• _DIRECTIONS FOR THIS TASK_
Transcribe each line exactly.
-------- PROVIDED DATA
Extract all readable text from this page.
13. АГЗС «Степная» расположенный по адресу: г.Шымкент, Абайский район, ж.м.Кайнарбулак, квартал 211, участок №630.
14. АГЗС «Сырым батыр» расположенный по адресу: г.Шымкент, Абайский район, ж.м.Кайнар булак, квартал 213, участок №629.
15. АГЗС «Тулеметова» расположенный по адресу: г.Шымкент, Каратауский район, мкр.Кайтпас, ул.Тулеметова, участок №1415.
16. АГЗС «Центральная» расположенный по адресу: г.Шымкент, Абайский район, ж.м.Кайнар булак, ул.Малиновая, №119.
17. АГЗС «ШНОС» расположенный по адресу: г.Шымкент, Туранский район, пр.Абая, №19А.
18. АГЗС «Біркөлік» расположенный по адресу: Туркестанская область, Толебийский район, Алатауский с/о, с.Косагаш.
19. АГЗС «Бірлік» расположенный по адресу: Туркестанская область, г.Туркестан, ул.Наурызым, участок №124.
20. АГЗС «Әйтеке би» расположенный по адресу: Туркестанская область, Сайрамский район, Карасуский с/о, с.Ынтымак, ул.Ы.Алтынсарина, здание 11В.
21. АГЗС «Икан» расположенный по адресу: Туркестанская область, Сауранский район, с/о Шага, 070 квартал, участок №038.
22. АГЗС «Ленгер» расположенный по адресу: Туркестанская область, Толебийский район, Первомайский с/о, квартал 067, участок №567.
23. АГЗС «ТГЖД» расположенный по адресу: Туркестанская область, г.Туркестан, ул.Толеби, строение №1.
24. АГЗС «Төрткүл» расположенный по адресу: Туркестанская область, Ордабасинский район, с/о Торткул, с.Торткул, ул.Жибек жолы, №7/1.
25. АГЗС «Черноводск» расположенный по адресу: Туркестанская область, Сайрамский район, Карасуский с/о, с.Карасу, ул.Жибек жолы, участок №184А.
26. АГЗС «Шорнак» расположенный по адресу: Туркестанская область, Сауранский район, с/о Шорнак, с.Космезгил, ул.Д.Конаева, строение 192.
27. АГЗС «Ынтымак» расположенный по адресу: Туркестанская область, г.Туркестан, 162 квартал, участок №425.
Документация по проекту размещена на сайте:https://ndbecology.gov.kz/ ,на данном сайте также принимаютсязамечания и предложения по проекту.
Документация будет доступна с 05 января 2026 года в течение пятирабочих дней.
----------------
• _ANSWER TO THE PROBLEM_
Extract all readable text from this page.
13. АГЗС «Степная» расположенный по адресу: г.Шымкент, Абайский район, ж.м.Кайнарбулак, квартал 211, участок №630.
14. АГЗС «Сырым батыр» расположенный по адресу: г.Шымкент, Абайский район, ж.м.Кайнар булак, квартал 213, участок №629.
15. АГЗС «Тулеметова» расположенный по адресу: г.Шымкент, Каратауский район, мкр.Кайтпас, ул.Тулеметова, участок №1415.
16. АГЗС «Центральная» расположенный по адресу: г.Шымкент, Абайский район, ж.м.Кайнар булак, ул.Малиновая, №119.
17. АГЗС «ШНОС» расположенный по адресу: г.Шымкент, Туранский район, пр.Абая, №19А.
18. АГЗС «Біркөлік» расположенный по адресу: Туркестанская область, Толебийский район, Алатауский с/о, с.Косагаш.
19. АГЗС «Бірлік» расположенный по адресу: Туркестанская область, г.Туркестан, ул.Наурызым, участок №124.
20. АГЗС «Әйтеке би» расположенный по адресу: Туркестанская область, Сайрамский район, Карасуский с/о, с.Ынтымак, ул.Ы.Алтынсарина, здание 11В.
21. АГЗС «Икан» расположенный по адресу: Туркестанская область, Сауранский район, с/о Шага, 070 квартал, участок №038.
22. АГЗС «Ленгер» расположенный по адресу: Туркестанская область, Толебийский район, Первомайский с/о, квартал 067, участок №567.
23. АГЗС «ТГЖД» расположенный по адресу: Туркестанская область, г.Туркестан, ул.Толеби, строение №1.
24. АГЗС «Төрткүл» расположенный по адресу: Туркестанская область, Ордабасинский район, с/о Торткул, с.Торткул, ул.Жибек жолы, №7/1.
25. АГЗС «Черноводск» расположенный по адресу: Туркестанская область, Сайрамский район, Карасуский с/о, с.Карасу, ул.Жибек жолы, участок №184А.
26. АГЗС «Шорнак» расположенный по адресу: Туркестанская область, Сауранский район, с/о Шорнак, с.Космезгил, ул.Д.Конаева, строение 192.
27. АГЗС «Ынтымак» расположенный по адресу: Туркестанская область, г.Туркестан, 162 квартал, участок №425.
Документация по проекту размещена на сайте:https://ndbecology.gov.kz/ ,на данном сайте также принимаютсязамечания и предложения по проекту.
Документация будет доступна с 05 января 2026 года в течение пятирабочих дней.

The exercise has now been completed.